Short problem -> Return every line of the material exactly.

Saved entries:
┌──

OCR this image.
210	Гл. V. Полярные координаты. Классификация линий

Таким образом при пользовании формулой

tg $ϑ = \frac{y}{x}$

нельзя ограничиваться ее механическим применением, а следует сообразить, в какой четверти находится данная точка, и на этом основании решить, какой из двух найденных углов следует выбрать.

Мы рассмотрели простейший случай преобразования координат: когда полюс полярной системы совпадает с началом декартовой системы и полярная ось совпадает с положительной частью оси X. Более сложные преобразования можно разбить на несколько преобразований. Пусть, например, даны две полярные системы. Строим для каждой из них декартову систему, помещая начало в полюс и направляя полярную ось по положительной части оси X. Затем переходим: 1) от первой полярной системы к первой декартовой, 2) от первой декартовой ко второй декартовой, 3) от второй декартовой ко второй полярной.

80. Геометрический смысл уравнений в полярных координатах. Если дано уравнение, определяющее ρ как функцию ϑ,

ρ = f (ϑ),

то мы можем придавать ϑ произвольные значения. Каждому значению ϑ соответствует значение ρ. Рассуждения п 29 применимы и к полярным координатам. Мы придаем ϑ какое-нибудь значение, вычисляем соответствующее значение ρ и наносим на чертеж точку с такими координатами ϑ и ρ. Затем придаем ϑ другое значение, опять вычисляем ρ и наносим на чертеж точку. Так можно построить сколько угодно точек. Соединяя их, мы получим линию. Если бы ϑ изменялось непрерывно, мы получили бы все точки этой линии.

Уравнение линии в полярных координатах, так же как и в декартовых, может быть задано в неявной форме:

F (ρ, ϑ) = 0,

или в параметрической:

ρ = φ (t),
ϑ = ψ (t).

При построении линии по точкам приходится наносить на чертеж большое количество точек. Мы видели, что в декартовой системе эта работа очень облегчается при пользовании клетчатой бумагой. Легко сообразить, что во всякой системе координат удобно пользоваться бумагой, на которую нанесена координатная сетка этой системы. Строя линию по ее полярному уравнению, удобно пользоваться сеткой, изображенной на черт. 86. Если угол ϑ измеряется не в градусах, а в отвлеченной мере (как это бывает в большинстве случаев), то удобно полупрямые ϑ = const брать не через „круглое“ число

└──

Solution to the problem ->
OCR this image.
210	Гл. V. Полярные координаты. Классификация линий

Таким образом при пользовании формулой

tg $ϑ = \frac{y}{x}$

нельзя ограничиваться ее механическим применением, а следует сообразить, в какой четверти находится данная точка, и на этом основании решить, какой из двух найденных углов следует выбрать.

Мы рассмотрели простейший случай преобразования координат: когда полюс полярной системы совпадает с началом декартовой системы и полярная ось совпадает с положительной частью оси X. Более сложные преобразования можно разбить на несколько преобразований. Пусть, например, даны две полярные системы. Строим для каждой из них декартову систему, помещая начало в полюс и направляя полярную ось по положительной части оси X. Затем переходим: 1) от первой полярной системы к первой декартовой, 2) от первой декартовой ко второй декартовой, 3) от второй декартовой ко второй полярной.

80. Геометрический смысл уравнений в полярных координатах. Если дано уравнение, определяющее ρ как функцию ϑ,

ρ = f (ϑ),

то мы можем придавать ϑ произвольные значения. Каждому значению ϑ соответствует значение ρ. Рассуждения п 29 применимы и к полярным координатам. Мы придаем ϑ какое-нибудь значение, вычисляем соответствующее значение ρ и наносим на чертеж точку с такими координатами ϑ и ρ. Затем придаем ϑ другое значение, опять вычисляем ρ и наносим на чертеж точку. Так можно построить сколько угодно точек. Соединяя их, мы получим линию. Если бы ϑ изменялось непрерывно, мы получили бы все точки этой линии.

Уравнение линии в полярных координатах, так же как и в декартовых, может быть задано в неявной форме:

F (ρ, ϑ) = 0,

или в параметрической:

ρ = φ (t),
ϑ = ψ (t).

При построении линии по точкам приходится наносить на чертеж большое количество точек. Мы видели, что в декартовой системе эта работа очень облегчается при пользовании клетчатой бумагой. Легко сообразить, что во всякой системе координат удобно пользоваться бумагой, на которую нанесена координатная сетка этой системы. Строя линию по ее полярному уравнению, удобно пользоваться сеткой, изображенной на черт. 86. Если угол ϑ измеряется не в градусах, а в отвлеченной мере (как это бывает в большинстве случаев), то удобно полупрямые ϑ = const брать не через „круглое“ число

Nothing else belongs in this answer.